### PROVIDED TEXT
What is the going rate for that one with the balls on top, out of interest, and where is it?

Mark


----------



## condeesteso (23 Aug 2011)

Gounthar - interested definitely. (Me, Jim and Scouse I suspect, plus some). pm me if it's practical to acquire (will it fit my pocket?)


----------



## jimi43 (23 Aug 2011)

You guys are NOT playing fair! :mrgreen: :mrgreen: 

Since when did pawn brokers have to drill things? :mrgreen: 

Coat? Yup...definitely coat time.....  

Jim


----------



## condeesteso (23 Aug 2011)

Jim - it's a drill, where does porn... sorry pawn come into it?


----------



## alan2001 (24 Aug 2011)

do those balls fly outwards with centrifugal force, acting like flywheels?

if not, what's the point of them?


----------



## jimi43 (24 Aug 2011)

alan2001":85fg3yw5 said:


> do those balls fly outwards with centrifugal force, acting like flywheels?
> 
> if not, what's the point of them?



Hi Alan

If you look at the leverage connections the weight of the balls pushes evenly down on the column sleeve thus autofeeding as you turn the crank

If they spun around....you would nut yourself! :mrgreen: :mrgreen: 

Jim


----------



## Scouse (24 Aug 2011)

condeesteso":1qp522wb said:


> Gounthar - interested definitely. (Me, Jim and Scouse I suspect, plus some). pm me if it's practical to acquire (will it fit my pocket?)



Not for me this one; if I came home with that, my long suffering and generally supportive wife would replace the counterweight balls with some of a different variety! :lol: Hope one of you guys gets it though... (no pressure Douglas and Jim!)



jimi43":1qp522wb said:


> If they spun around....you would nut yourself! :mrgreen: :mrgreen:



Oh yeah... I didn't think of that either; at first glance (and second and third!) I thought they would spin too, to add momentum. I need a lie down. (homer) #-o


----------



## alan2001 (24 Aug 2011)

### THE REQUEST
Answer these questions from the forum thread about the drill:
1. Besides the poster, who does condeesteso say is likely interested in the drill?
2. According to jimi43, what does the weight of the balls push evenly down on?
3. At first glance, what did Scouse think the balls would do?

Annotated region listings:
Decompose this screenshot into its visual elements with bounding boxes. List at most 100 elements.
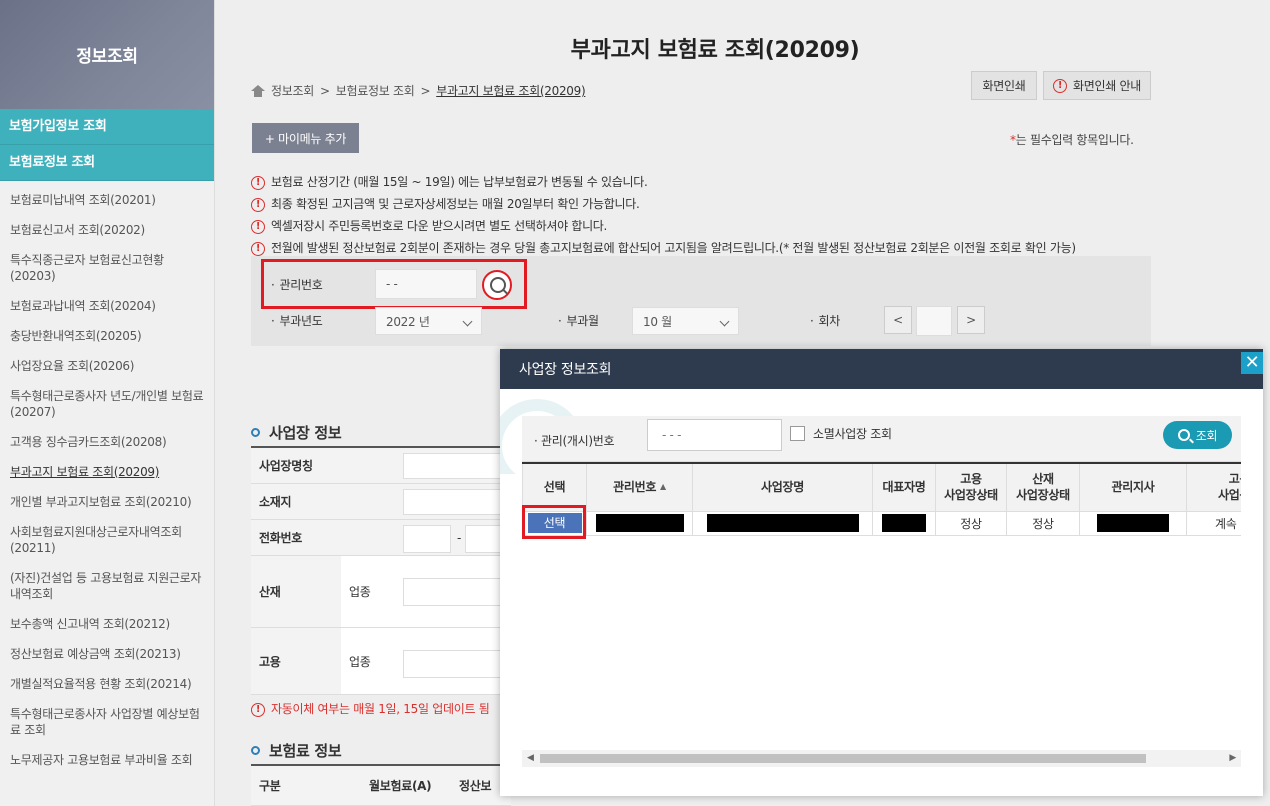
search-panel: 관리번호 - - 부과년도 2022 년 부과월 10 월 회차 < > xyxy=(251,256,1151,346)
modal-title: 사업장 정보조회 xyxy=(519,362,612,378)
scroll-right-icon[interactable]: ▶ xyxy=(1229,753,1236,763)
bullet-icon xyxy=(251,428,260,437)
sidebar-item[interactable]: 사회보험료지원대상근로자내역조회(20211) xyxy=(0,517,214,563)
print-button[interactable]: 화면인쇄 xyxy=(971,71,1037,100)
col-select: 선택 xyxy=(522,464,587,512)
auto-transfer-warning: ! 자동이체 여부는 매월 1일, 15일 업데이트 됨 xyxy=(251,700,490,717)
breadcrumb-item[interactable]: 보험료정보 조회 xyxy=(336,82,415,99)
add-mymenu-button[interactable]: + 마이메뉴 추가 xyxy=(252,123,359,153)
breadcrumb: 정보조회 > 보험료정보 조회 > 부과고지 보험료 조회(20209) xyxy=(251,82,586,99)
sidebar-item[interactable]: 특수형태근로종사자 사업장별 예상보험료 조회 xyxy=(0,699,214,745)
sidebar: 정보조회 보험가입정보 조회 보험료정보 조회 보험료미납내역 조회(20201… xyxy=(0,0,215,806)
month-select[interactable]: 10 월 xyxy=(632,307,739,335)
alert-icon: ! xyxy=(251,241,265,256)
col-branch: 관리지사 xyxy=(1079,464,1187,512)
close-icon[interactable]: ✕ xyxy=(1241,352,1263,374)
sidebar-item[interactable]: 개별실적요율적용 현황 조회(20214) xyxy=(0,669,214,699)
modal-header: 사업장 정보조회 ✕ xyxy=(500,349,1263,389)
table-header-row: 선택 관리번호 ▲ 사업장명 대표자명 고용 사업장상태 산재 사업장상태 관리… xyxy=(522,464,1241,512)
workplace-info-table: 사업장명칭 소재지 전화번호 - 산재 업종 고용 업종 xyxy=(251,446,511,695)
col-workplace-name: 사업장명 xyxy=(692,464,873,512)
alert-icon: ! xyxy=(251,702,265,717)
sidebar-item[interactable]: 특수형태근로종사자 년도/개인별 보험료(20207) xyxy=(0,381,214,427)
redacted-workplace-name xyxy=(706,514,859,532)
table-row[interactable]: 선택 정상 정상 계속 xyxy=(522,510,1241,536)
sidebar-category-insurance-join[interactable]: 보험가입정보 조회 xyxy=(0,109,214,145)
next-round-button[interactable]: > xyxy=(957,306,985,334)
business-type-cell: 계속 xyxy=(1186,510,1241,536)
workplace-name-field xyxy=(403,453,511,479)
sidebar-item[interactable]: 정산보험료 예상금액 조회(20213) xyxy=(0,639,214,669)
breadcrumb-current[interactable]: 부과고지 보험료 조회(20209) xyxy=(436,82,585,99)
workplace-section-title: 사업장 정보 xyxy=(251,422,342,443)
sidebar-title: 정보조회 xyxy=(0,0,214,109)
sidebar-item[interactable]: 고객용 징수금카드조회(20208) xyxy=(0,427,214,457)
scroll-left-icon[interactable]: ◀ xyxy=(527,753,534,763)
alert-icon: ! xyxy=(1053,78,1068,93)
print-guide-button[interactable]: ! 화면인쇄 안내 xyxy=(1043,71,1151,100)
notice-list: ! 보험료 산정기간 (매월 15일 ~ 19일) 에는 납부보험료가 변동될 수… xyxy=(251,174,1076,262)
page-title: 부과고지 보험료 조회(20209) xyxy=(570,38,860,63)
industrial-sector-field xyxy=(403,578,511,606)
premium-header-cell: 구분 xyxy=(251,766,361,806)
phone-field-1 xyxy=(403,525,451,553)
closed-workplace-label: 소멸사업장 조회 xyxy=(813,427,892,441)
modal-mgmt-input[interactable]: - - - xyxy=(647,419,782,451)
sidebar-item[interactable]: 사업장요율 조회(20206) xyxy=(0,351,214,381)
scrollbar-thumb[interactable] xyxy=(540,754,1146,763)
sidebar-item[interactable]: 개인별 부과고지보험료 조회(20210) xyxy=(0,487,214,517)
round-input[interactable] xyxy=(916,306,952,336)
required-note: *는 필수입력 항목입니다. xyxy=(1010,133,1134,147)
industrial-status-cell: 정상 xyxy=(1006,510,1080,536)
sidebar-category-premium[interactable]: 보험료정보 조회 xyxy=(0,145,214,181)
year-select[interactable]: 2022 년 xyxy=(375,307,482,335)
sidebar-item[interactable]: 보험료신고서 조회(20202) xyxy=(0,215,214,245)
modal-search-bar: · 관리(개시)번호 - - - 소멸사업장 조회 조회 xyxy=(522,416,1241,462)
sidebar-menu: 보험료미납내역 조회(20201) 보험료신고서 조회(20202) 특수직종근… xyxy=(0,181,214,775)
sidebar-item-active[interactable]: 부과고지 보험료 조회(20209) xyxy=(0,457,214,487)
sidebar-item[interactable]: 특수직종근로자 보험료신고현황(20203) xyxy=(0,245,214,291)
col-industrial-status: 산재 사업장상태 xyxy=(1006,464,1080,512)
redacted-branch xyxy=(1097,514,1169,532)
home-icon[interactable] xyxy=(251,84,265,97)
sidebar-item[interactable]: 보수총액 신고내역 조회(20212) xyxy=(0,609,214,639)
alert-icon: ! xyxy=(251,219,265,234)
redacted-representative xyxy=(882,514,926,532)
breadcrumb-item[interactable]: 정보조회 xyxy=(271,82,314,99)
alert-icon: ! xyxy=(251,175,265,190)
modal-search-button[interactable]: 조회 xyxy=(1163,421,1232,449)
sidebar-item[interactable]: 충당반환내역조회(20205) xyxy=(0,321,214,351)
closed-workplace-checkbox[interactable] xyxy=(790,426,805,441)
round-label: 회차 xyxy=(810,312,841,329)
workplace-result-table: 선택 관리번호 ▲ 사업장명 대표자명 고용 사업장상태 산재 사업장상태 관리… xyxy=(522,462,1241,538)
col-business-type: 고용 사업구분 xyxy=(1186,464,1241,512)
notice-item: ! 최종 확정된 고지금액 및 근로자상세정보는 매월 20일부터 확인 가능합니… xyxy=(251,196,1076,218)
col-employment-status: 고용 사업장상태 xyxy=(935,464,1007,512)
industrial-row: 산재 xyxy=(251,556,341,628)
address-field xyxy=(403,489,511,515)
modal-mgmt-label: · 관리(개시)번호 xyxy=(534,434,615,448)
workplace-search-modal: 사업장 정보조회 ✕ · 관리(개시)번호 - - - 소멸사업장 조회 조회 … xyxy=(500,349,1263,796)
alert-icon: ! xyxy=(251,197,265,212)
redacted-mgmt-number xyxy=(595,514,684,532)
bullet-icon xyxy=(251,746,260,755)
highlight-box xyxy=(261,259,527,309)
col-mgmt-number[interactable]: 관리번호 ▲ xyxy=(586,464,693,512)
premium-info-table: 구분 월보험료(A) 정산보 xyxy=(251,764,511,806)
notice-item: ! 엑셀저장시 주민등록번호로 다운 받으시려면 별도 선택하셔야 합니다. xyxy=(251,218,1076,240)
notice-item: ! 보험료 산정기간 (매월 15일 ~ 19일) 에는 납부보험료가 변동될 수… xyxy=(251,174,1076,196)
sort-icon[interactable]: ▲ xyxy=(660,482,666,491)
sidebar-item[interactable]: 보험료과납내역 조회(20204) xyxy=(0,291,214,321)
prev-round-button[interactable]: < xyxy=(884,306,912,334)
month-label: 부과월 xyxy=(558,312,600,329)
col-representative: 대표자명 xyxy=(872,464,936,512)
sidebar-item[interactable]: 노무제공자 고용보험료 부과비율 조회 xyxy=(0,745,214,775)
sidebar-item[interactable]: (자진)건설업 등 고용보험료 지원근로자 내역조회 xyxy=(0,563,214,609)
employment-status-cell: 정상 xyxy=(935,510,1007,536)
select-highlight-box xyxy=(522,505,586,539)
year-label: 부과년도 xyxy=(271,312,323,329)
search-icon xyxy=(1177,429,1190,441)
premium-section-title: 보험료 정보 xyxy=(251,740,342,761)
horizontal-scrollbar[interactable]: ◀ ▶ xyxy=(522,750,1241,767)
sidebar-item[interactable]: 보험료미납내역 조회(20201) xyxy=(0,185,214,215)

### TASK RESULT
1. Jim and Scouse, plus some others.
2. The column sleeve, autofeeding as you turn the crank.
3. Spin, to add momentum.